• TASK GOAL
Exactly reproduce the lines that follow.

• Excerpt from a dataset
━━━

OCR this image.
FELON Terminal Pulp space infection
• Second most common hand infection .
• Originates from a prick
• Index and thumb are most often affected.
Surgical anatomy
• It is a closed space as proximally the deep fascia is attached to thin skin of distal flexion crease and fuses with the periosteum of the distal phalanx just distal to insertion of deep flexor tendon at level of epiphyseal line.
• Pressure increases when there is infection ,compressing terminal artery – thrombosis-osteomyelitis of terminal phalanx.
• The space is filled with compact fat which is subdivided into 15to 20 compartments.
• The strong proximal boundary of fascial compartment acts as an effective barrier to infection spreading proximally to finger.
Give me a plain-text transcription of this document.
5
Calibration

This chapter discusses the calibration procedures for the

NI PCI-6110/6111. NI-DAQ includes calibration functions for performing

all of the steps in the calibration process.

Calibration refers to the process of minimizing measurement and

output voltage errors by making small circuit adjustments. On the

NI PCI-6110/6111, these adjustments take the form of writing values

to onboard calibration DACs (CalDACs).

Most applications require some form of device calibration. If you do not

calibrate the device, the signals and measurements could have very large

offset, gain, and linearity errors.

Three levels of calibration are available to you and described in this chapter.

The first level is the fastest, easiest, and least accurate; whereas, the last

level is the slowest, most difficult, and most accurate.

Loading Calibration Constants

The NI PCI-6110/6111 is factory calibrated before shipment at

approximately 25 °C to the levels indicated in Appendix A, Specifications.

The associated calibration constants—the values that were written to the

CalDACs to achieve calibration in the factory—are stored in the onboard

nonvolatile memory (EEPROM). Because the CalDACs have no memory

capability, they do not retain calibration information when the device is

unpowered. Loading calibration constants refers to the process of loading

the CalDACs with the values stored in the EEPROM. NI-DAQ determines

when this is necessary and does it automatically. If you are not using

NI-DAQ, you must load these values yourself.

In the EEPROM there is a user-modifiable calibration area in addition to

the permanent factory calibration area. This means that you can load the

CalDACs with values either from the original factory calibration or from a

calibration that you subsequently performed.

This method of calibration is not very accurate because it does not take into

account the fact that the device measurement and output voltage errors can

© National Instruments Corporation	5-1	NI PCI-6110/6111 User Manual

━━━

• SOLUTION TO THE EXERCISE
OCR this image.
FELON Terminal Pulp space infection
• Second most common hand infection .
• Originates from a prick
• Index and thumb are most often affected.
Surgical anatomy
• It is a closed space as proximally the deep fascia is attached to thin skin of distal flexion crease and fuses with the periosteum of the distal phalanx just distal to insertion of deep flexor tendon at level of epiphyseal line.
• Pressure increases when there is infection ,compressing terminal artery – thrombosis-osteomyelitis of terminal phalanx.
• The space is filled with compact fat which is subdivided into 15to 20 compartments.
• The strong proximal boundary of fascial compartment acts as an effective barrier to infection spreading proximally to finger.
Give me a plain-text transcription of this document.
5
Calibration

This chapter discusses the calibration procedures for the

NI PCI-6110/6111. NI-DAQ includes calibration functions for performing

all of the steps in the calibration process.

Calibration refers to the process of minimizing measurement and

output voltage errors by making small circuit adjustments. On the

NI PCI-6110/6111, these adjustments take the form of writing values

to onboard calibration DACs (CalDACs).

Most applications require some form of device calibration. If you do not

calibrate the device, the signals and measurements could have very large

offset, gain, and linearity errors.

Three levels of calibration are available to you and described in this chapter.

The first level is the fastest, easiest, and least accurate; whereas, the last

level is the slowest, most difficult, and most accurate.

Loading Calibration Constants

The NI PCI-6110/6111 is factory calibrated before shipment at

approximately 25 °C to the levels indicated in Appendix A, Specifications.

The associated calibration constants—the values that were written to the

CalDACs to achieve calibration in the factory—are stored in the onboard

nonvolatile memory (EEPROM). Because the CalDACs have no memory

capability, they do not retain calibration information when the device is

unpowered. Loading calibration constants refers to the process of loading

the CalDACs with the values stored in the EEPROM. NI-DAQ determines

when this is necessary and does it automatically. If you are not using

NI-DAQ, you must load these values yourself.

In the EEPROM there is a user-modifiable calibration area in addition to

the permanent factory calibration area. This means that you can load the

CalDACs with values either from the original factory calibration or from a

calibration that you subsequently performed.

This method of calibration is not very accurate because it does not take into

account the fact that the device measurement and output voltage errors can

© National Instruments Corporation	5-1	NI PCI-6110/6111 User Manual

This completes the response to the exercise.